**Document excerpt**
******

Directed by: Margarethe von Trotta.
Written by: Pam Katz & Margarethe von Trotta.
Starring: Barbara Sukowa (Hannah Arendt), Axel Milberg (Heinrich Blücher), Janet McTeer (Mary McCarthy), Julia Jentsch (Lotte Köhler), Ulrich Noethen (Hans Jonas), Michael Degen (Kurt Blumenfeld), Nicholas Woodeson (William Shawn), Victoria Trauttmansdorff (Charlotte Beradt), Klaus Pohl (Martin Heidegger), Friederike Becht (Young Hannah Arendt).
Hannah
Arendt is more a film of ideas – and their power – than anything else. In the
film Barbara Sukowa plays famed German-Jew writer/political thinker/philosopher
(although she hated that word)/university professor Hannah Arendt, who in the
early 1960s provoked heated debate, and was condemned from all sides for her
series of articles in the New Yorker than she turned into the book Eichmann in
Jerusalem” about Adolf Eichmann – the Nazi war criminal responsible for
overseeing the trains that took Jews to the Concentration Camps where they were
murdered en masse. After the war, Eichmann escaped Germany on a fake passport
and made his way to Argentina – where eventually the Mossad found him,
kidnapped him and took him back to Israel to stand trial.
Arendt
questioned the legality of kidnapping Eichmann (which is true), but not the
morality of Israel’s standing to put Nazi criminals on trial. She also
criticized the trial as merely a show trial – an excuse for Israel to put
victims of the Holocaust on the stand with the whole world watching, whether or
not they had anything to do with Eichmann’s guilt or innocence. Ultimately
however, Arendt does concur with the verdict against Eichmann – and the death
sentence that came along with it. That wasn’t what got her in trouble.

******

[Records of where elements appear]
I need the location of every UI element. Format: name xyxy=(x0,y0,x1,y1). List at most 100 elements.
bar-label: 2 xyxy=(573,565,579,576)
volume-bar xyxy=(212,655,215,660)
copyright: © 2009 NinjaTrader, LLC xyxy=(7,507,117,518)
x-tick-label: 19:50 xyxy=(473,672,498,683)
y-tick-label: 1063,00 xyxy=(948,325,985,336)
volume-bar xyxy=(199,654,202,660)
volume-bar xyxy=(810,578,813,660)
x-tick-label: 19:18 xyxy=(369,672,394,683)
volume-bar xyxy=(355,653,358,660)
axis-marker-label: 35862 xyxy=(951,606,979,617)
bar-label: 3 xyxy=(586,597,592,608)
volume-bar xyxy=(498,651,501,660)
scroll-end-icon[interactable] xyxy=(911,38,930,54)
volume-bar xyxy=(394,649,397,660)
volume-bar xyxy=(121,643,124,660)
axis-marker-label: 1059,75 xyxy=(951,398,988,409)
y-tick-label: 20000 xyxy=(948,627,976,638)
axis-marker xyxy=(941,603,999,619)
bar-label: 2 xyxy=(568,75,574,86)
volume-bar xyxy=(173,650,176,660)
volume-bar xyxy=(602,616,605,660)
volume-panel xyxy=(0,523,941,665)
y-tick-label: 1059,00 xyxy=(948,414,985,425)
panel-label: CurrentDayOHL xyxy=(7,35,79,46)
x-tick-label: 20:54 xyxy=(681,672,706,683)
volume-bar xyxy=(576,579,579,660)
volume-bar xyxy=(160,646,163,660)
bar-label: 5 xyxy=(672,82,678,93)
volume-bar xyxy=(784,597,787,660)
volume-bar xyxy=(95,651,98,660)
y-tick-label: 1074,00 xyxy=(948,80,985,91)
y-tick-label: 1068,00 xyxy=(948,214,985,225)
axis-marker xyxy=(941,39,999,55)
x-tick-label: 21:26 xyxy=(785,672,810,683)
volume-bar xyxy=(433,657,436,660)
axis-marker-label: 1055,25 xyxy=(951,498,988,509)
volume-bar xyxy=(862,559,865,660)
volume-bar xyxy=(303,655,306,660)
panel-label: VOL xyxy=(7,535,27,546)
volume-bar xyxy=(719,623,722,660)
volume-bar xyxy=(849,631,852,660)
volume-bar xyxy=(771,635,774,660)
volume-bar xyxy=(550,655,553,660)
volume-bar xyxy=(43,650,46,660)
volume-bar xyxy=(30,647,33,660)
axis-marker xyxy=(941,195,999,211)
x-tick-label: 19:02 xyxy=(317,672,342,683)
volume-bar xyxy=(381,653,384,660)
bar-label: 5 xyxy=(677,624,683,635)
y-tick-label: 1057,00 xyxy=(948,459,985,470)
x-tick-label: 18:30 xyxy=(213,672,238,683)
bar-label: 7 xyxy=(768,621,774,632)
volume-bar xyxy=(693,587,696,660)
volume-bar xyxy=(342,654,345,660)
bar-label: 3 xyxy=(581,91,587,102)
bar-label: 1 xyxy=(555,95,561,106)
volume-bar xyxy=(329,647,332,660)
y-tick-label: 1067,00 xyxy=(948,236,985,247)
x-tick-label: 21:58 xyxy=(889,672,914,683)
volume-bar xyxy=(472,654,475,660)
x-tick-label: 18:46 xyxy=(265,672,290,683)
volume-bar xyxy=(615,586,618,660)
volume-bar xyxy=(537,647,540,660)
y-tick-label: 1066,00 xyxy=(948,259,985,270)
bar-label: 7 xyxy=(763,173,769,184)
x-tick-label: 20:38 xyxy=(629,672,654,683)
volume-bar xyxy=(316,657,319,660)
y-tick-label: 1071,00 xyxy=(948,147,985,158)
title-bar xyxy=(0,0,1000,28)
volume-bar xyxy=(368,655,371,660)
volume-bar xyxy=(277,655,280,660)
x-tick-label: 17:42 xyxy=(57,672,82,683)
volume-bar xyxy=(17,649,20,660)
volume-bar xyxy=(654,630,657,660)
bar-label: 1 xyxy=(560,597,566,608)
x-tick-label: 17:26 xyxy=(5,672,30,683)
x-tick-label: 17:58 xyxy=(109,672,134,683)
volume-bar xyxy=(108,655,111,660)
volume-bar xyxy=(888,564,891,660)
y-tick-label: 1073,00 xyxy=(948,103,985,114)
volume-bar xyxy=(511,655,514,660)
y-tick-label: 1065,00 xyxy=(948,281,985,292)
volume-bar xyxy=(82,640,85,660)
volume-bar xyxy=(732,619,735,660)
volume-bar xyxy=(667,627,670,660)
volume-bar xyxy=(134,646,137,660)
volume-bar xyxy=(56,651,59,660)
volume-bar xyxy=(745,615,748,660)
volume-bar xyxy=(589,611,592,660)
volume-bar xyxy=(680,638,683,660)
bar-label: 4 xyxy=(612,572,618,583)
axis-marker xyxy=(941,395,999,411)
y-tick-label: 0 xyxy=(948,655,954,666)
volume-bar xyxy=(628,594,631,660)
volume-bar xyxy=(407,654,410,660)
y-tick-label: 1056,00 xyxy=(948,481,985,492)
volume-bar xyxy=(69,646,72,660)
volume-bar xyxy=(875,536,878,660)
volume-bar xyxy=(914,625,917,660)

******

**Exercise 1**
Rewrite the film review from "Written by: Pam" to "(Young Hannah Arendt).", inclusive, changing "Starring" to "Cast".
**Exercise 2**
Which countries are named in the body of the film review, excluding the credits?
**Exercise 3**
Does the film review support each statement? Answer yes or no for each, quoting the deciding words.
(a) Arendt questioned the morality of Israel putting Nazi criminals on trial.
(b) Eichmann left Germany using a fake passport.
(c) Arendt opposed the death sentence given to Eichmann.

**Task result 1**
Written by: Pam Katz & Margarethe von Trotta.
Cast: Barbara Sukowa (Hannah Arendt), Axel Milberg (Heinrich Blücher), Janet McTeer (Mary McCarthy), Julia Jentsch (Lotte Köhler), Ulrich Noethen (Hans Jonas), Michael Degen (Kurt Blumenfeld), Nicholas Woodeson (William Shawn), Victoria Trauttmansdorff (Charlotte Beradt), Klaus Pohl (Martin Heidegger), Friederike Becht (Young Hannah Arendt).

**Task result 2**
Germany, Argentina, Israel

**Task result 3**
(a) No: "questioned the legality of kidnapping Eichmann (which is true), but not the morality of Israel’s standing to put Nazi criminals on trial"
(b) Yes: "After the war, Eichmann escaped Germany on a fake passport"
(c) No: "Arendt does concur with the verdict against Eichmann – and the death sentence that came along with it"